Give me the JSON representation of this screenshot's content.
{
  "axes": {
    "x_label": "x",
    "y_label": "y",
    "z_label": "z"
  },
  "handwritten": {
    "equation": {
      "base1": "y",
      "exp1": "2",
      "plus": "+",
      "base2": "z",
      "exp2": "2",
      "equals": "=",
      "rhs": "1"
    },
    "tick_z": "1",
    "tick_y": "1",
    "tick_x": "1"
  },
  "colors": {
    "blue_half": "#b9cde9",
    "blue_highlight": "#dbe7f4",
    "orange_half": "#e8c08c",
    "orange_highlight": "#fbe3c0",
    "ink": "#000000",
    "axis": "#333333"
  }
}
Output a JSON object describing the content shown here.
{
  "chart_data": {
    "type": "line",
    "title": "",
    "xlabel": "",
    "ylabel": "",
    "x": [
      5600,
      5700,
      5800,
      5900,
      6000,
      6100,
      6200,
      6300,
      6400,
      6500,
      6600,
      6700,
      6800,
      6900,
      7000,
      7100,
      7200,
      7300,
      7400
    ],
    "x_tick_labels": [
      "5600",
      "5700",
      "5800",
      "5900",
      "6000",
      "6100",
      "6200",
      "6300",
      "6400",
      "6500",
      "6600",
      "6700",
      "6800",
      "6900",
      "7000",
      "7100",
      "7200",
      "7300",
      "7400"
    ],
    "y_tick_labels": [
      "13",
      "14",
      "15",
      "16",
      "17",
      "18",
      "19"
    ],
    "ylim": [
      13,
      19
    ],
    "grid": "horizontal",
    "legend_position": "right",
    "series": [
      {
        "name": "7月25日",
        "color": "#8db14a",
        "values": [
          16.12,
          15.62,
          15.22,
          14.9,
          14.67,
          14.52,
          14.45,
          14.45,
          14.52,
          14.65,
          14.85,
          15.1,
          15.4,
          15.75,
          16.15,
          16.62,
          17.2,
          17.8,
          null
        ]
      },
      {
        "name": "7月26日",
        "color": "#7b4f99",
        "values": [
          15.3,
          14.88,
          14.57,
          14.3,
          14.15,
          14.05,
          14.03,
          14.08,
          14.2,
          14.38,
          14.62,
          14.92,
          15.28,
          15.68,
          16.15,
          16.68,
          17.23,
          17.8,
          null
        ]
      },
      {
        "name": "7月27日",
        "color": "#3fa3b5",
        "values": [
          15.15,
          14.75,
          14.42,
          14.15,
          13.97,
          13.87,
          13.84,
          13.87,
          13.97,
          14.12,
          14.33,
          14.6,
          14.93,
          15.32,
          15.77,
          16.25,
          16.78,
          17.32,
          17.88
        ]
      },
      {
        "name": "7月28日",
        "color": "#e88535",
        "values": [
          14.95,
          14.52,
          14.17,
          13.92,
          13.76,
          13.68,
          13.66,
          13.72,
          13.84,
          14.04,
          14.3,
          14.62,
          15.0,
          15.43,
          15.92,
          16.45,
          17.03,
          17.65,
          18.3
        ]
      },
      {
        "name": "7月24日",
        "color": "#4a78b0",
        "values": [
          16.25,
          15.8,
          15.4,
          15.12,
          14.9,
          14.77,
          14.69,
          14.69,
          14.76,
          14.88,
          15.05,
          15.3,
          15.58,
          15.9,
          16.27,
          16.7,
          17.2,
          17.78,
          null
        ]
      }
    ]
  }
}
____________
→ Goal
Exactly reproduce all of the entries.

→ Response to this task
Give me the JSON representation of this screenshot's content.
{
  "axes": {
    "x_label": "x",
    "y_label": "y",
    "z_label": "z"
  },
  "handwritten": {
    "equation": {
      "base1": "y",
      "exp1": "2",
      "plus": "+",
      "base2": "z",
      "exp2": "2",
      "equals": "=",
      "rhs": "1"
    },
    "tick_z": "1",
    "tick_y": "1",
    "tick_x": "1"
  },
  "colors": {
    "blue_half": "#b9cde9",
    "blue_highlight": "#dbe7f4",
    "orange_half": "#e8c08c",
    "orange_highlight": "#fbe3c0",
    "ink": "#000000",
    "axis": "#333333"
  }
}
Output a JSON object describing the content shown here.
{
  "chart_data": {
    "type": "line",
    "title": "",
    "xlabel": "",
    "ylabel": "",
    "x": [
      5600,
      5700,
      5800,
      5900,
      6000,
      6100,
      6200,
      6300,
      6400,
      6500,
      6600,
      6700,
      6800,
      6900,
      7000,
      7100,
      7200,
      7300,
      7400
    ],
    "x_tick_labels": [
      "5600",
      "5700",
      "5800",
      "5900",
      "6000",
      "6100",
      "6200",
      "6300",
      "6400",
      "6500",
      "6600",
      "6700",
      "6800",
      "6900",
      "7000",
      "7100",
      "7200",
      "7300",
      "7400"
    ],
    "y_tick_labels": [
      "13",
      "14",
      "15",
      "16",
      "17",
      "18",
      "19"
    ],
    "ylim": [
      13,
      19
    ],
    "grid": "horizontal",
    "legend_position": "right",
    "series": [
      {
        "name": "7月25日",
        "color": "#8db14a",
        "values": [
          16.12,
          15.62,
          15.22,
          14.9,
          14.67,
          14.52,
          14.45,
          14.45,
          14.52,
          14.65,
          14.85,
          15.1,
          15.4,
          15.75,
          16.15,
          16.62,
          17.2,
          17.8,
          null
        ]
      },
      {
        "name": "7月26日",
        "color": "#7b4f99",
        "values": [
          15.3,
          14.88,
          14.57,
          14.3,
          14.15,
          14.05,
          14.03,
          14.08,
          14.2,
          14.38,
          14.62,
          14.92,
          15.28,
          15.68,
          16.15,
          16.68,
          17.23,
          17.8,
          null
        ]
      },
      {
        "name": "7月27日",
        "color": "#3fa3b5",
        "values": [
          15.15,
          14.75,
          14.42,
          14.15,
          13.97,
          13.87,
          13.84,
          13.87,
          13.97,
          14.12,
          14.33,
          14.6,
          14.93,
          15.32,
          15.77,
          16.25,
          16.78,
          17.32,
          17.88
        ]
      },
      {
        "name": "7月28日",
        "color": "#e88535",
        "values": [
          14.95,
          14.52,
          14.17,
          13.92,
          13.76,
          13.68,
          13.66,
          13.72,
          13.84,
          14.04,
          14.3,
          14.62,
          15.0,
          15.43,
          15.92,
          16.45,
          17.03,
          17.65,
          18.3
        ]
      },
      {
        "name": "7月24日",
        "color": "#4a78b0",
        "values": [
          16.25,
          15.8,
          15.4,
          15.12,
          14.9,
          14.77,
          14.69,
          14.69,
          14.76,
          14.88,
          15.05,
          15.3,
          15.58,
          15.9,
          16.27,
          16.7,
          17.2,
          17.78,
          null
        ]
      }
    ]
  }
}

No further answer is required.